**小练习**
把下面的全部数据逐行输出为 Markdown 表格，空行不计。表格设“序号”和“内容”两列，前者填行号，后者填该行文字。

**练习材料**
☆ ☆ ☆ ☆ ☆ ☆ ☆

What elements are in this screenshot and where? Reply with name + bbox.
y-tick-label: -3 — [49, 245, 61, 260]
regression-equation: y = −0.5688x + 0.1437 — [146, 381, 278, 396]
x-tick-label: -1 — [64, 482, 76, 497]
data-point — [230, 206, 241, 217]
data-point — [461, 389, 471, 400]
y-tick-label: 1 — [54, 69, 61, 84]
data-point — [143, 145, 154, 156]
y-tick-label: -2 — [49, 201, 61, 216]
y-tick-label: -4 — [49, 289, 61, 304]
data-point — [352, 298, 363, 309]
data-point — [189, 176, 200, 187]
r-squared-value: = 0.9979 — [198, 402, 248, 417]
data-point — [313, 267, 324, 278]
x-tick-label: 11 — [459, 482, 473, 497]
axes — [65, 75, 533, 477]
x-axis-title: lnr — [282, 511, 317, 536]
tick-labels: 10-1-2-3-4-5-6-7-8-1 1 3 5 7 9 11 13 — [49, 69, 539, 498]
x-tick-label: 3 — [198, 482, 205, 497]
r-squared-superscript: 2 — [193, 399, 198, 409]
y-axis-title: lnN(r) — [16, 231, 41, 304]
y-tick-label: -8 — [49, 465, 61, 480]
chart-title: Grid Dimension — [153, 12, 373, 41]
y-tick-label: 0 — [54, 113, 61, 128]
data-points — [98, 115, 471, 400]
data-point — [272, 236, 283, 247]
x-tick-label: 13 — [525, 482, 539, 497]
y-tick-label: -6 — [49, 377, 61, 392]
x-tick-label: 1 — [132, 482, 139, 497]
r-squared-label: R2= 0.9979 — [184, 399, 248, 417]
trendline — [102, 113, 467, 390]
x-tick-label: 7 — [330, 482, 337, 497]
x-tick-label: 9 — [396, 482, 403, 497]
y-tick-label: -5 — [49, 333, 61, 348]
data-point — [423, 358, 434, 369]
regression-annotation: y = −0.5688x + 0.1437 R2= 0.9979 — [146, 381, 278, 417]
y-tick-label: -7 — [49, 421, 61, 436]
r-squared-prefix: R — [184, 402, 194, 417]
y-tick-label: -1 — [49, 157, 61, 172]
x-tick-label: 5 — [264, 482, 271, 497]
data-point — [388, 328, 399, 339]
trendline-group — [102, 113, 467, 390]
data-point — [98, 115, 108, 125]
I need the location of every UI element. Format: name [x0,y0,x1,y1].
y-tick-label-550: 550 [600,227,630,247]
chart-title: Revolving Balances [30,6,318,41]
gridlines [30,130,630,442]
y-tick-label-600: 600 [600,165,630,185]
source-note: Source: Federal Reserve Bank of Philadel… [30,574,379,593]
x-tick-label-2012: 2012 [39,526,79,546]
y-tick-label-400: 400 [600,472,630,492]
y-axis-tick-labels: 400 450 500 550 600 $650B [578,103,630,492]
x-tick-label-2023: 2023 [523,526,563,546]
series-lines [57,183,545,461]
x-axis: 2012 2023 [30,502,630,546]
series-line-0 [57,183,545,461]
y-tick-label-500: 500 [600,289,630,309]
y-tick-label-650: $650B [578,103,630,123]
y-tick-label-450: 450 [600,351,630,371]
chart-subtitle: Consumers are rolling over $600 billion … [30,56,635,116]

☆ ☆ ☆ ☆ ☆ ☆ ☆

**本题结果**
| 序号 | 内容 |
|---|---|
| 1 | What elements are in this screenshot and where? Reply with name + bbox. |
| 2 | y-tick-label: -3 — [49, 245, 61, 260] |
| 3 | regression-equation: y = −0.5688x + 0.1437 — [146, 381, 278, 396] |
| 4 | x-tick-label: -1 — [64, 482, 76, 497] |
| 5 | data-point — [230, 206, 241, 217] |
| 6 | data-point — [461, 389, 471, 400] |
| 7 | y-tick-label: 1 — [54, 69, 61, 84] |
| 8 | data-point — [143, 145, 154, 156] |
| 9 | y-tick-label: -2 — [49, 201, 61, 216] |
| 10 | y-tick-label: -4 — [49, 289, 61, 304] |
| 11 | data-point — [352, 298, 363, 309] |
| 12 | data-point — [189, 176, 200, 187] |
| 13 | r-squared-value: = 0.9979 — [198, 402, 248, 417] |
| 14 | data-point — [313, 267, 324, 278] |
| 15 | x-tick-label: 11 — [459, 482, 473, 497] |
| 16 | axes — [65, 75, 533, 477] |
| 17 | x-axis-title: lnr — [282, 511, 317, 536] |
| 18 | tick-labels: 10-1-2-3-4-5-6-7-8-1 1 3 5 7 9 11 13 — [49, 69, 539, 498] |
| 19 | x-tick-label: 3 — [198, 482, 205, 497] |
| 20 | r-squared-superscript: 2 — [193, 399, 198, 409] |
| 21 | y-axis-title: lnN(r) — [16, 231, 41, 304] |
| 22 | y-tick-label: -8 — [49, 465, 61, 480] |
| 23 | chart-title: Grid Dimension — [153, 12, 373, 41] |
| 24 | y-tick-label: 0 — [54, 113, 61, 128] |
| 25 | data-points — [98, 115, 471, 400] |
| 26 | data-point — [272, 236, 283, 247] |
| 27 | x-tick-label: 13 — [525, 482, 539, 497] |
| 28 | y-tick-label: -6 — [49, 377, 61, 392] |
| 29 | x-tick-label: 1 — [132, 482, 139, 497] |
| 30 | r-squared-label: R2= 0.9979 — [184, 399, 248, 417] |
| 31 | trendline — [102, 113, 467, 390] |
| 32 | x-tick-label: 7 — [330, 482, 337, 497] |
| 33 | x-tick-label: 9 — [396, 482, 403, 497] |
| 34 | y-tick-label: -5 — [49, 333, 61, 348] |
| 35 | data-point — [423, 358, 434, 369] |
| 36 | regression-annotation: y = −0.5688x + 0.1437 R2= 0.9979 — [146, 381, 278, 417] |
| 37 | y-tick-label: -7 — [49, 421, 61, 436] |
| 38 | r-squared-prefix: R — [184, 402, 194, 417] |
| 39 | y-tick-label: -1 — [49, 157, 61, 172] |
| 40 | x-tick-label: 5 — [264, 482, 271, 497] |
| 41 | data-point — [388, 328, 399, 339] |
| 42 | trendline-group — [102, 113, 467, 390] |
| 43 | data-point — [98, 115, 108, 125] |
| 44 | I need the location of every UI element. Format: name [x0,y0,x1,y1]. |
| 45 | y-tick-label-550: 550 [600,227,630,247] |
| 46 | chart-title: Revolving Balances [30,6,318,41] |
| 47 | gridlines [30,130,630,442] |
| 48 | y-tick-label-600: 600 [600,165,630,185] |
| 49 | source-note: Source: Federal Reserve Bank of Philadel… [30,574,379,593] |
| 50 | x-tick-label-2012: 2012 [39,526,79,546] |
| 51 | y-tick-label-400: 400 [600,472,630,492] |
| 52 | y-axis-tick-labels: 400 450 500 550 600 $650B [578,103,630,492] |
| 53 | x-tick-label-2023: 2023 [523,526,563,546] |
| 54 | series-lines [57,183,545,461] |
| 55 | x-axis: 2012 2023 [30,502,630,546] |
| 56 | series-line-0 [57,183,545,461] |
| 57 | y-tick-label-500: 500 [600,289,630,309] |
| 58 | y-tick-label-650: $650B [578,103,630,123] |
| 59 | y-tick-label-450: 450 [600,351,630,371] |
| 60 | chart-subtitle: Consumers are rolling over $600 billion … [30,56,635,116] |